The exercise → Repeat word for word the entries starting at the line that contains "code-line-3[interactable]: 3 print(dirs)" and ending at the line that contains "close-icon[interactable]: ✕ bbox=[208, 245, 223, 263]".

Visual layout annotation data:
-.-.-

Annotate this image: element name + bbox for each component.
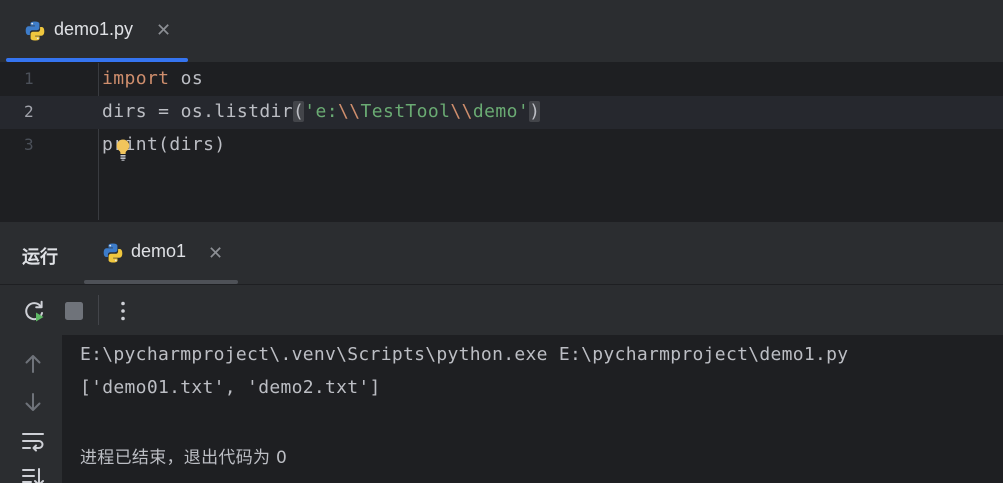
code-line-3[interactable]: 3 print(dirs) bbox=[0, 129, 1003, 162]
code-token: dirs = os.listdir bbox=[102, 101, 294, 122]
run-tab-label: demo1 bbox=[131, 241, 187, 261]
lightbulb-icon[interactable] bbox=[114, 138, 132, 162]
close-icon[interactable]: ✕ bbox=[208, 245, 223, 263]
code-line-1[interactable]: 1 import os bbox=[0, 63, 1003, 96]
arrow-up-icon[interactable] bbox=[20, 351, 46, 377]
string-token: 'e: bbox=[304, 101, 338, 122]
console-exit-line: 进程已结束，退出代码为 0 bbox=[80, 448, 288, 468]
run-tab-demo1[interactable]: demo1 ✕ bbox=[84, 222, 238, 284]
paren-token: ) bbox=[529, 101, 541, 122]
code-text: dirs = os.listdir('e:\\TestTool\\demo') bbox=[102, 101, 541, 122]
console-side-toolbar bbox=[0, 335, 62, 483]
ide-window: demo1.py ✕ 1 import os 2 dirs = os.listd… bbox=[0, 0, 1003, 483]
line-number: 3 bbox=[24, 135, 34, 154]
editor-tab-demo1-py[interactable]: demo1.py ✕ bbox=[6, 0, 188, 62]
line-number: 2 bbox=[24, 102, 34, 121]
console-output[interactable]: E:\pycharmproject\.venv\Scripts\python.e… bbox=[62, 335, 1003, 483]
rerun-icon[interactable] bbox=[22, 298, 48, 324]
code-line-2[interactable]: 2 dirs = os.listdir('e:\\TestTool\\demo'… bbox=[0, 96, 1003, 129]
string-token: TestTool bbox=[360, 101, 451, 122]
escape-token: \\ bbox=[450, 101, 473, 122]
toolbar-separator bbox=[98, 295, 99, 325]
paren-token: ( bbox=[293, 101, 305, 122]
escape-token: \\ bbox=[338, 101, 361, 122]
stop-icon[interactable] bbox=[61, 298, 87, 324]
code-token: os bbox=[169, 68, 204, 89]
run-tool-window-header: 运行 demo1 ✕ bbox=[0, 221, 1003, 284]
console-command-line: E:\pycharmproject\.venv\Scripts\python.e… bbox=[80, 344, 849, 365]
more-vertical-icon[interactable] bbox=[110, 298, 136, 324]
python-icon bbox=[25, 21, 45, 41]
scroll-to-end-icon[interactable] bbox=[20, 465, 46, 483]
arrow-down-icon[interactable] bbox=[20, 389, 46, 415]
line-number: 1 bbox=[24, 69, 34, 88]
code-text: import os bbox=[102, 68, 203, 89]
keyword-token: import bbox=[102, 68, 170, 89]
active-tab-indicator bbox=[6, 58, 188, 62]
run-toolbar bbox=[0, 284, 1003, 335]
code-editor[interactable]: 1 import os 2 dirs = os.listdir('e:\\Tes… bbox=[0, 63, 1003, 220]
console-output-line: ['demo01.txt', 'demo2.txt'] bbox=[80, 377, 381, 398]
run-title: 运行 bbox=[22, 247, 58, 268]
close-icon[interactable]: ✕ bbox=[156, 22, 171, 40]
editor-tab-label: demo1.py bbox=[54, 19, 134, 39]
string-token: demo' bbox=[472, 101, 530, 122]
soft-wrap-icon[interactable] bbox=[20, 429, 46, 455]
python-icon bbox=[103, 243, 123, 263]
editor-tab-bar: demo1.py ✕ bbox=[0, 0, 1003, 63]
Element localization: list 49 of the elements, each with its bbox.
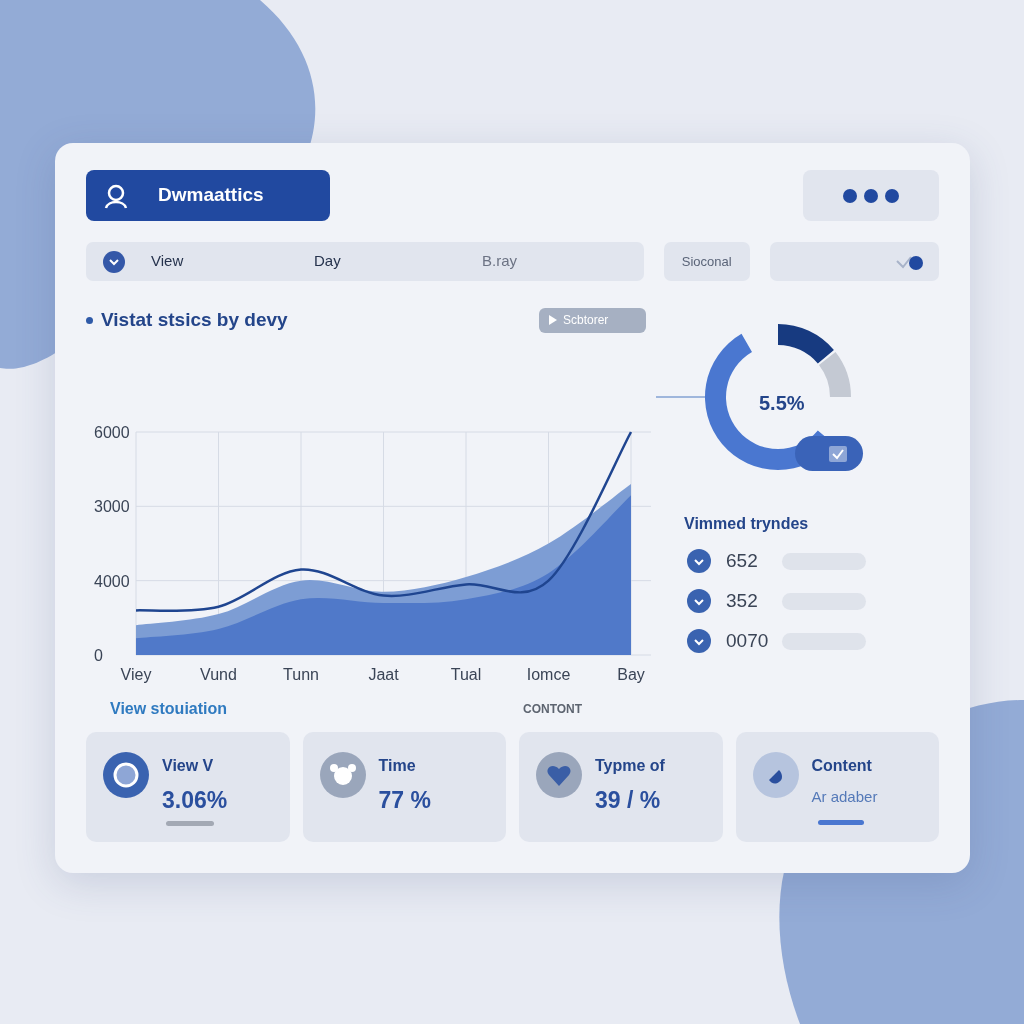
section-label: CONTONT [523,700,583,718]
stat-value: 3.06% [162,785,228,815]
axis-label: 3000 [94,497,130,515]
axis-label: Jaat [368,665,399,683]
axis-label: Iomce [526,665,571,683]
indicator-bar [817,819,864,825]
more-button[interactable] [803,170,939,221]
check-circle-icon [687,629,711,653]
pill-icon [752,751,799,798]
trend-value: 352 [726,588,759,613]
donut-value: 5.5% [759,391,805,416]
chevron-icon [103,250,125,273]
axis-label: 0 [94,646,103,664]
stat-value: 77 % [378,785,431,815]
section-title: View stouiation [109,698,229,719]
checkbox-icon [829,445,847,462]
trends-title: Vimmed tryndes [684,514,810,534]
axis-label: Bay [617,665,645,683]
axis-label: Vund [200,665,237,683]
more-icon [842,187,900,204]
trend-value: 652 [726,548,759,573]
filter-label: B.ray [482,251,518,272]
paw-icon [319,751,366,798]
toggle-button[interactable] [795,436,863,471]
toggle-field[interactable] [769,242,939,281]
stat-subtitle: Ar adaber [811,786,878,807]
axis-label: Viey [120,665,152,683]
stat-label: View V [162,755,215,776]
chart-title: Vistat stsics by devy [101,308,288,332]
ring-icon [103,751,149,798]
indicator-bar [166,820,214,826]
brand-button[interactable]: Dwmaattics [86,170,330,221]
check-circle-icon [687,589,711,613]
axis-label: 6000 [94,423,130,441]
leader-line [656,396,706,398]
axis-label: Tual [450,665,482,683]
stat-label: Time [378,755,417,776]
select-button[interactable]: Sioconal [663,242,750,281]
bullet-icon [86,316,93,324]
stat-value: 39 / % [595,785,662,815]
trend-value: 0070 [726,628,770,653]
filter-label: Day [314,251,342,272]
stat-label: Typme of [595,755,665,776]
axis-label: Tunn [283,665,319,683]
axis-label: 4000 [94,572,130,590]
filter-label: View [151,251,185,272]
stat-label: Content [811,755,873,776]
check-circle-icon [687,549,711,573]
play-icon [549,315,557,326]
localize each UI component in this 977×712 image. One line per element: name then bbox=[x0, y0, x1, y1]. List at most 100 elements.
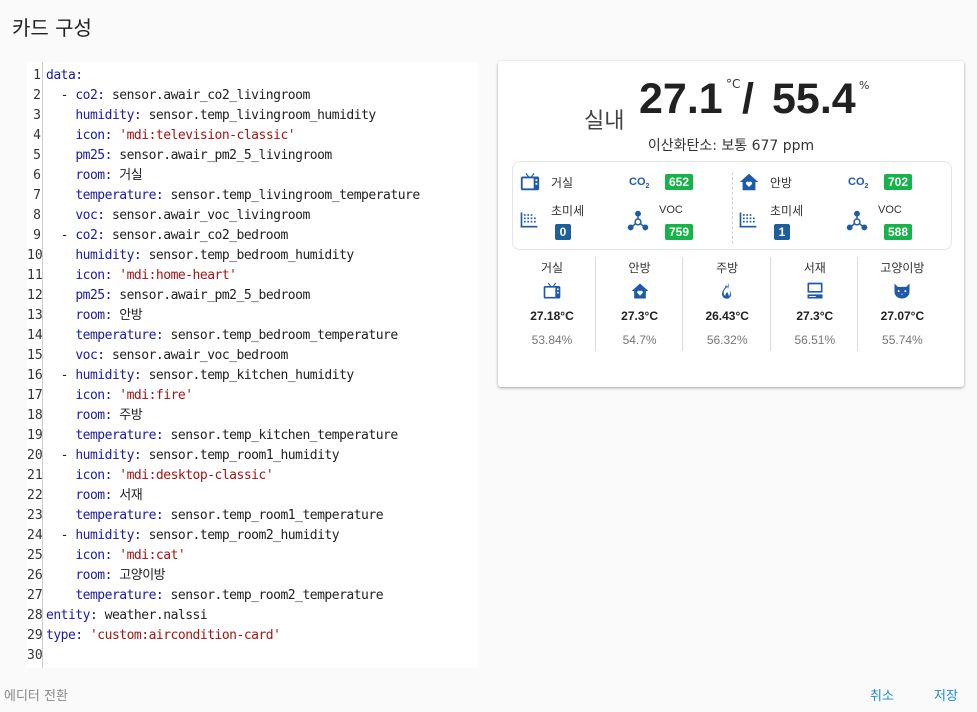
yaml-string: 'mdi:cat' bbox=[111, 548, 186, 563]
voc-badge: 759 bbox=[665, 224, 694, 240]
code-line[interactable]: temperature: sensor.temp_bedroom_tempera… bbox=[46, 326, 474, 346]
code-line[interactable]: room: 거실 bbox=[46, 166, 474, 186]
code-line[interactable]: - co2: sensor.awair_co2_bedroom bbox=[46, 226, 474, 246]
yaml-value: sensor.awair_pm2_5_livingroom bbox=[111, 148, 332, 163]
yaml-key: room: bbox=[75, 488, 112, 503]
code-line[interactable]: humidity: sensor.temp_livingroom_humidit… bbox=[46, 106, 474, 126]
code-line[interactable]: icon: 'mdi:home-heart' bbox=[46, 266, 474, 286]
room-climate-row: 거실 27.18°C 53.84% 안방 27.3°C 54.7% 주방 26.43°C 56.… bbox=[508, 255, 954, 355]
code-line[interactable]: - humidity: sensor.temp_room1_humidity bbox=[46, 446, 474, 466]
yaml-key: icon: bbox=[75, 468, 112, 483]
yaml-key: co2: bbox=[75, 228, 105, 243]
room-temperature: 27.18°C bbox=[530, 309, 574, 323]
yaml-key: temperature: bbox=[75, 328, 164, 343]
code-line[interactable]: icon: 'mdi:cat' bbox=[46, 546, 474, 566]
room-humidity: 56.32% bbox=[706, 333, 748, 347]
yaml-key: room: bbox=[75, 568, 112, 583]
home-heart-icon bbox=[738, 171, 760, 193]
code-line[interactable]: icon: 'mdi:desktop-classic' bbox=[46, 466, 474, 486]
line-number: 4 bbox=[33, 128, 41, 143]
voc-label: VOC bbox=[659, 204, 683, 216]
co2-label-text: CO bbox=[629, 176, 646, 188]
code-line[interactable]: pm25: sensor.awair_pm2_5_bedroom bbox=[46, 286, 474, 306]
code-line[interactable]: type: 'custom:aircondition-card' bbox=[46, 626, 474, 646]
line-number: 18 bbox=[27, 408, 43, 423]
room-temperature: 26.43°C bbox=[705, 309, 749, 323]
yaml-key: temperature: bbox=[75, 508, 164, 523]
pm25-badge: 0 bbox=[555, 224, 571, 240]
yaml-value: 안방 bbox=[111, 308, 143, 323]
code-line[interactable]: - humidity: sensor.temp_room2_humidity bbox=[46, 526, 474, 546]
indoor-label: 실내 bbox=[584, 109, 625, 134]
code-line[interactable]: entity: weather.nalssi bbox=[46, 606, 474, 626]
code-line[interactable]: icon: 'mdi:fire' bbox=[46, 386, 474, 406]
yaml-key: entity: bbox=[46, 608, 98, 623]
line-number: 20 bbox=[27, 448, 43, 463]
toggle-editor-button[interactable]: 에디터 전환 bbox=[4, 685, 68, 704]
room-air-quality-2: 안방 CO2 702 초미세 1 VOC 588 bbox=[732, 162, 951, 251]
indoor-humidity: 55.4 bbox=[772, 75, 856, 123]
yaml-value: sensor.awair_voc_livingroom bbox=[104, 208, 310, 223]
line-number: 6 bbox=[33, 168, 41, 183]
yaml-string: 'mdi:television-classic' bbox=[111, 128, 296, 143]
code-line[interactable]: temperature: sensor.temp_kitchen_tempera… bbox=[46, 426, 474, 446]
yaml-key: room: bbox=[75, 168, 112, 183]
cancel-button[interactable]: 취소 bbox=[870, 685, 894, 704]
yaml-value: sensor.temp_kitchen_humidity bbox=[141, 368, 355, 383]
humidity-unit: % bbox=[859, 79, 870, 92]
line-number: 11 bbox=[27, 268, 43, 283]
line-number: 22 bbox=[27, 488, 43, 503]
line-number: 26 bbox=[27, 568, 43, 583]
yaml-value: sensor.temp_bedroom_humidity bbox=[141, 248, 355, 263]
temperature-unit: °C bbox=[726, 77, 741, 91]
line-number: 8 bbox=[33, 208, 41, 223]
code-line[interactable]: pm25: sensor.awair_pm2_5_livingroom bbox=[46, 146, 474, 166]
yaml-key: pm25: bbox=[75, 288, 112, 303]
yaml-key: humidity: bbox=[75, 528, 142, 543]
yaml-value: sensor.awair_co2_livingroom bbox=[104, 88, 310, 103]
code-line[interactable]: room: 서재 bbox=[46, 486, 474, 506]
code-line[interactable]: voc: sensor.awair_voc_livingroom bbox=[46, 206, 474, 226]
code-line[interactable]: icon: 'mdi:television-classic' bbox=[46, 126, 474, 146]
line-number: 17 bbox=[27, 388, 43, 403]
room-temperature: 27.07°C bbox=[880, 309, 925, 323]
code-line[interactable]: room: 안방 bbox=[46, 306, 474, 326]
code-line[interactable]: temperature: sensor.temp_room2_temperatu… bbox=[46, 586, 474, 606]
code-area[interactable]: data: - co2: sensor.awair_co2_livingroom… bbox=[46, 66, 474, 666]
television-classic-icon bbox=[519, 171, 541, 193]
yaml-string: 'mdi:fire' bbox=[111, 388, 193, 403]
molecule-icon bbox=[846, 210, 868, 232]
code-line[interactable]: temperature: sensor.temp_room1_temperatu… bbox=[46, 506, 474, 526]
indent: - bbox=[46, 448, 76, 463]
code-line[interactable]: voc: sensor.awair_voc_bedroom bbox=[46, 346, 474, 366]
code-line[interactable]: data: bbox=[46, 66, 474, 86]
code-line[interactable]: humidity: sensor.temp_bedroom_humidity bbox=[46, 246, 474, 266]
code-line[interactable]: room: 고양이방 bbox=[46, 566, 474, 586]
save-button[interactable]: 저장 bbox=[934, 685, 958, 704]
pm-grid-icon bbox=[738, 210, 758, 230]
indent: - bbox=[46, 368, 76, 383]
room-name: 안방 bbox=[628, 261, 651, 275]
code-line[interactable]: room: 주방 bbox=[46, 406, 474, 426]
co2-summary: 이산화탄소: 보통 677 ppm bbox=[647, 138, 815, 154]
yaml-editor[interactable]: 1 2 3 4 5 6 7 8 9 10 11 12 13 14 15 16 17 18 19 20 21 22 23 24 2… bbox=[27, 62, 478, 668]
yaml-value: 거실 bbox=[111, 168, 143, 183]
line-number: 16 bbox=[27, 368, 43, 383]
code-line[interactable] bbox=[46, 646, 474, 666]
code-line[interactable]: - co2: sensor.awair_co2_livingroom bbox=[46, 86, 474, 106]
line-number: 9 bbox=[33, 228, 41, 243]
code-line[interactable]: temperature: sensor.temp_livingroom_temp… bbox=[46, 186, 474, 206]
room-column: 안방 27.3°C 54.7% bbox=[596, 255, 684, 351]
line-number: 15 bbox=[27, 348, 43, 363]
room-humidity: 56.51% bbox=[794, 333, 836, 347]
code-line[interactable]: - humidity: sensor.temp_kitchen_humidity bbox=[46, 366, 474, 386]
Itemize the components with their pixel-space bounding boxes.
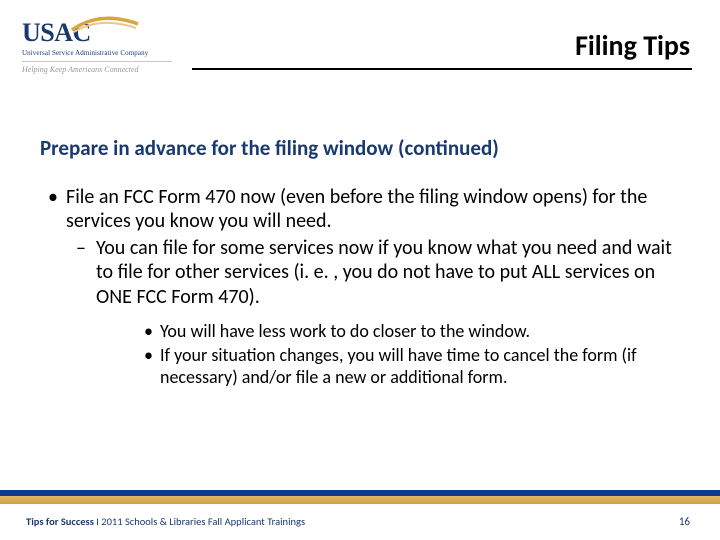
logo-block: USAC Universal Service Administrative Co… <box>22 18 182 74</box>
section-heading: Prepare in advance for the filing window… <box>40 135 682 161</box>
title-underline <box>192 68 692 70</box>
logo-tagline: Helping Keep Americans Connected <box>22 65 182 74</box>
page-number: 16 <box>679 515 690 528</box>
logo-subtitle: Universal Service Administrative Company <box>22 49 182 57</box>
footer-rest: I 2011 Schools & Libraries Fall Applican… <box>94 515 305 528</box>
bullet-level3: You will have less work to do closer to … <box>40 321 682 343</box>
content-area: Prepare in advance for the filing window… <box>40 135 682 389</box>
footer-text: Tips for Success I 2011 Schools & Librar… <box>26 515 305 528</box>
footer-band <box>0 490 720 504</box>
bullet-level2: You can file for some services now if yo… <box>40 236 682 309</box>
logo-divider <box>22 61 172 62</box>
bullet-level1: File an FCC Form 470 now (even before th… <box>40 185 682 234</box>
bullet-level3: If your situation changes, you will have… <box>40 345 682 389</box>
footer-bold: Tips for Success <box>26 515 94 528</box>
swoosh-icon <box>70 14 140 34</box>
slide-title: Filing Tips <box>575 28 690 63</box>
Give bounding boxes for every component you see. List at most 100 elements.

-.-.-

Full answer →
code-line-3[interactable]: 3 print(dirs) bbox=[0, 129, 1003, 162]
code-token: dirs = os.listdir bbox=[102, 101, 294, 122]
run-tab-label: demo1 bbox=[131, 241, 187, 261]
lightbulb-icon[interactable] bbox=[114, 138, 132, 162]
close-icon[interactable]: ✕ bbox=[208, 245, 223, 263]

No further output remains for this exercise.